----- Extracted records -----

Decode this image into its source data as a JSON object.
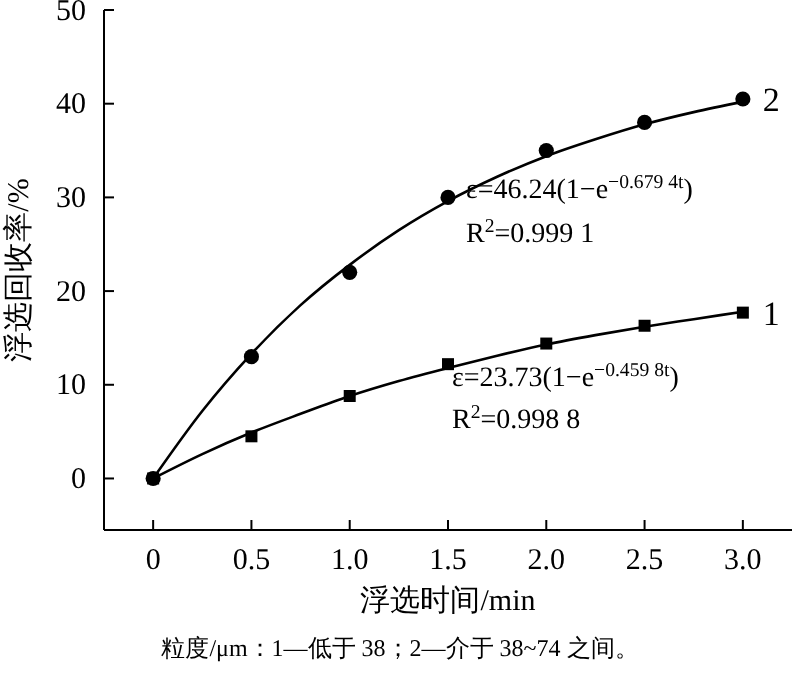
{
  "chart_data": {
    "type": "scatter",
    "xlabel": "浮选时间/min",
    "ylabel": "浮选回收率/%",
    "xlim": [
      -0.25,
      3.25
    ],
    "ylim": [
      -5.5,
      50
    ],
    "xticks": [
      0,
      {
        "value": 0.5,
        "label": "0.5"
      },
      {
        "value": 1,
        "label": "1.0"
      },
      {
        "value": 1.5,
        "label": "1.5"
      },
      {
        "value": 2,
        "label": "2.0"
      },
      {
        "value": 2.5,
        "label": "2.5"
      },
      {
        "value": 3,
        "label": "3.0"
      }
    ],
    "yticks": [
      0,
      10,
      20,
      30,
      40,
      50
    ],
    "grid": false,
    "legend": false,
    "x": [
      0,
      0.5,
      1,
      1.5,
      2,
      2.5,
      3
    ],
    "series": [
      {
        "name": "1",
        "marker": "square",
        "color": "#000000",
        "values": [
          0,
          4.5,
          8.8,
          12.2,
          14.4,
          16.3,
          17.7
        ]
      },
      {
        "name": "2",
        "marker": "circle",
        "color": "#000000",
        "values": [
          0,
          13,
          22,
          30,
          35,
          38,
          40.5
        ]
      },
      {
        "type": "line",
        "marker": "none",
        "color": "#000000",
        "x": [
          0,
          0.25,
          0.5,
          0.75,
          1,
          1.25,
          1.5,
          1.75,
          2,
          2.25,
          2.5,
          2.75,
          3
        ],
        "values": [
          0,
          7.2,
          13.3,
          18.5,
          22.8,
          26.5,
          29.6,
          32.2,
          34.4,
          36.2,
          37.8,
          39.1,
          40.2
        ]
      },
      {
        "type": "line",
        "marker": "none",
        "color": "#000000",
        "x": [
          0,
          0.25,
          0.5,
          0.75,
          1,
          1.25,
          1.5,
          1.75,
          2,
          2.25,
          2.5,
          2.75,
          3
        ],
        "values": [
          0,
          2.6,
          4.9,
          6.9,
          8.8,
          10.4,
          11.8,
          13.1,
          14.3,
          15.3,
          16.2,
          17,
          17.8
        ]
      }
    ],
    "annotations": [
      "ε=46.24(1−e$^{−0.679 4t}$)",
      "R$^{2}$=0.999 1",
      "ε=23.73(1−e$^{−0.459 8t}$)",
      "R$^{2}$=0.998 8",
      "粒度/μm：1—低于 38；2—介于 38~74 之间。"
    ]
  }
}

-----

Exercise: Among the lines of the data, identify those with the word "marker". Copy each of them.

Result of the task:
        "marker": "square",
        "marker": "circle",
        "marker": "none",
        "marker": "none",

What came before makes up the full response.